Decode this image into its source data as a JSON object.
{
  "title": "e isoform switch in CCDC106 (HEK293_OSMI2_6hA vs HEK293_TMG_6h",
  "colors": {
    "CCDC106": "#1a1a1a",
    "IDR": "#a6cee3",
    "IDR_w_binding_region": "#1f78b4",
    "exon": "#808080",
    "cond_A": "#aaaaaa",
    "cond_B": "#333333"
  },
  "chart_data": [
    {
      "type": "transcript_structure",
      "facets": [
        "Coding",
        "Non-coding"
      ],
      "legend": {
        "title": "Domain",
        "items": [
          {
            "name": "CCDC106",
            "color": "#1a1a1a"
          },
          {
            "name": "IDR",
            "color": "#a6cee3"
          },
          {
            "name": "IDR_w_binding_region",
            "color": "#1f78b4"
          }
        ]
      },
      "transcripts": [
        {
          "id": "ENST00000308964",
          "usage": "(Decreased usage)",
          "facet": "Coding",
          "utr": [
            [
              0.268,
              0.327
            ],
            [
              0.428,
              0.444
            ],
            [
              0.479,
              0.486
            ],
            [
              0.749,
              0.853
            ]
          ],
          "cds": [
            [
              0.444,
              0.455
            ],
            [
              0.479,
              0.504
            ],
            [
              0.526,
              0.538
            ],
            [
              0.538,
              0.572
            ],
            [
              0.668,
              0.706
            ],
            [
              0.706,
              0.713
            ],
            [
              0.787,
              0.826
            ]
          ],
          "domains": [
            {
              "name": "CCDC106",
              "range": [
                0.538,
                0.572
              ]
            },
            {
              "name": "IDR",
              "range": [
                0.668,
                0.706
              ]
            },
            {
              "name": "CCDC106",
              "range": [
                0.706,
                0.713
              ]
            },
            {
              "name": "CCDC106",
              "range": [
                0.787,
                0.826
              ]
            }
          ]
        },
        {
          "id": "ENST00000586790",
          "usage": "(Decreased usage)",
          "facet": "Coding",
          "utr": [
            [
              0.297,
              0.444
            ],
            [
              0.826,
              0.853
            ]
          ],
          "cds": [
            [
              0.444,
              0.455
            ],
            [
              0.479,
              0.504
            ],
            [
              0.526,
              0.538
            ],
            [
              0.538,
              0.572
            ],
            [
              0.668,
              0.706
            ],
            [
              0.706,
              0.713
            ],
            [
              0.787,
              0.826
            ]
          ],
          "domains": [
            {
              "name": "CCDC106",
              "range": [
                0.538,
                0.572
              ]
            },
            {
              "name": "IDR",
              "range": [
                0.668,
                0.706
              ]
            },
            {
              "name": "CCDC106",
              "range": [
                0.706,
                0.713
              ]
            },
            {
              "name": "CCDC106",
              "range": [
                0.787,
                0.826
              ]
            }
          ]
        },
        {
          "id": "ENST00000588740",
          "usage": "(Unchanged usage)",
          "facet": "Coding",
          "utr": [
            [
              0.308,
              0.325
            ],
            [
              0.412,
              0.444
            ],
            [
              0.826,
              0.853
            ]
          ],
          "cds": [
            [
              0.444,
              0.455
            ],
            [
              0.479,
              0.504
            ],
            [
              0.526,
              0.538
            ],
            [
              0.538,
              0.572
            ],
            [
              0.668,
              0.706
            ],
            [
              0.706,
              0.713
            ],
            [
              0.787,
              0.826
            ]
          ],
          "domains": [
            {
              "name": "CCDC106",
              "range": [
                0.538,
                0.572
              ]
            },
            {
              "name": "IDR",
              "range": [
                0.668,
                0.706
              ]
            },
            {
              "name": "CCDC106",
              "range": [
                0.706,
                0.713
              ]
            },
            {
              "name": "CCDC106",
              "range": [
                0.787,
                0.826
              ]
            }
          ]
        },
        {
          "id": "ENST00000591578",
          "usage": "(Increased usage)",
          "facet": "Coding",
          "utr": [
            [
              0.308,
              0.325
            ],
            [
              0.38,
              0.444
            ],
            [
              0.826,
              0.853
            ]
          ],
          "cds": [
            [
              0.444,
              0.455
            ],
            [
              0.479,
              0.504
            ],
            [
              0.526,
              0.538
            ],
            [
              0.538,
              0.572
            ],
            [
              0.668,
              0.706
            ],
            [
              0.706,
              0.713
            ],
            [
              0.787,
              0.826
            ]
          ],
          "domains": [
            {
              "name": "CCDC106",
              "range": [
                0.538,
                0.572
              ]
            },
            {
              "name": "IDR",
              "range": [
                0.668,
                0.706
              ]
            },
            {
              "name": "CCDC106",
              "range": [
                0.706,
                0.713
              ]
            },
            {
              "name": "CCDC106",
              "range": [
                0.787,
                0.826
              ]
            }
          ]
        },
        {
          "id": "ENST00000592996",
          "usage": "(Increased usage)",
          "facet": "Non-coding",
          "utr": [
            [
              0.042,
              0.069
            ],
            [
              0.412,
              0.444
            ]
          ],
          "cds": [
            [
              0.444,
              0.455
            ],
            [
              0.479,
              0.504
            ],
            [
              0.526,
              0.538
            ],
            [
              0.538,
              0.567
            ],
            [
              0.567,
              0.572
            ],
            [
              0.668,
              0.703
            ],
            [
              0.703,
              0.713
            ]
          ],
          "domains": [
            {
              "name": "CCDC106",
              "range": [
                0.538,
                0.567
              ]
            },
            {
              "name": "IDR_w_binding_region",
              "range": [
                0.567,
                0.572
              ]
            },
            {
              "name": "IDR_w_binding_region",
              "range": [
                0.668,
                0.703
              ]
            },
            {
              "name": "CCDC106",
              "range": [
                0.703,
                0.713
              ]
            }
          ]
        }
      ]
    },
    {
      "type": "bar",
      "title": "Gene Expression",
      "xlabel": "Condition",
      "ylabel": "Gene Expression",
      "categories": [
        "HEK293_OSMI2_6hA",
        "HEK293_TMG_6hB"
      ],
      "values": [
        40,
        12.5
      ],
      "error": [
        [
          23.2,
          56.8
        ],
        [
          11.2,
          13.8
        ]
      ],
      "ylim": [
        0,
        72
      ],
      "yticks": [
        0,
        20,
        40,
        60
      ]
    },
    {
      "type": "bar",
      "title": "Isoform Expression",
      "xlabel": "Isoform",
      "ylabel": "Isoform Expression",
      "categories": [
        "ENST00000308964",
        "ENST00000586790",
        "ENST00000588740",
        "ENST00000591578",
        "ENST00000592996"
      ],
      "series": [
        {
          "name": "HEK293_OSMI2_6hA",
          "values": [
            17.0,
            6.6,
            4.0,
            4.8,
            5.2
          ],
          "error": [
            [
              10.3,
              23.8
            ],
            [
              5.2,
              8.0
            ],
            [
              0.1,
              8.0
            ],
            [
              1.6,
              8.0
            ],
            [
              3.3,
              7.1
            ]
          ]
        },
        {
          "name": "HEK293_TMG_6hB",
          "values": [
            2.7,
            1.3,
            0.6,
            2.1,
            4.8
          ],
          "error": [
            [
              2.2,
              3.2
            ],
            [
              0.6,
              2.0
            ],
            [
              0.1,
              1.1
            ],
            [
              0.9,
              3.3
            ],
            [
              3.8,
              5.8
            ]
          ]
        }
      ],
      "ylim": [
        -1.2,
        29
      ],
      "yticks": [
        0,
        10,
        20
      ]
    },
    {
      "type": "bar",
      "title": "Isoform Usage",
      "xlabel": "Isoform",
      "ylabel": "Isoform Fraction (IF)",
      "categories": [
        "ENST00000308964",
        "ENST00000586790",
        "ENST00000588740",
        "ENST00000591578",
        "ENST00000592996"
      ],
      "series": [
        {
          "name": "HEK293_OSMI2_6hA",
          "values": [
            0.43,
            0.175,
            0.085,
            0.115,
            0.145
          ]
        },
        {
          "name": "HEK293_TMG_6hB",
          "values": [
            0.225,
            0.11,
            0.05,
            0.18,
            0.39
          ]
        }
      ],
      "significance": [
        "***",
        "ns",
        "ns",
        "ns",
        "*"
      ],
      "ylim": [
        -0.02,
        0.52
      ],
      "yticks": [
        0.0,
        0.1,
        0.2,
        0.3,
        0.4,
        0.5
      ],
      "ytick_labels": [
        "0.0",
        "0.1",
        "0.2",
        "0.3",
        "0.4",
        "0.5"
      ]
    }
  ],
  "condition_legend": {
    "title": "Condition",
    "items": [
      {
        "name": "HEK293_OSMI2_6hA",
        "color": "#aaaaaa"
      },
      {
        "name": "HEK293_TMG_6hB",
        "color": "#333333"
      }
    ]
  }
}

....

State the count of lines above containing the string "ylabel", and add nothing to it.

* [Solved problem]: 3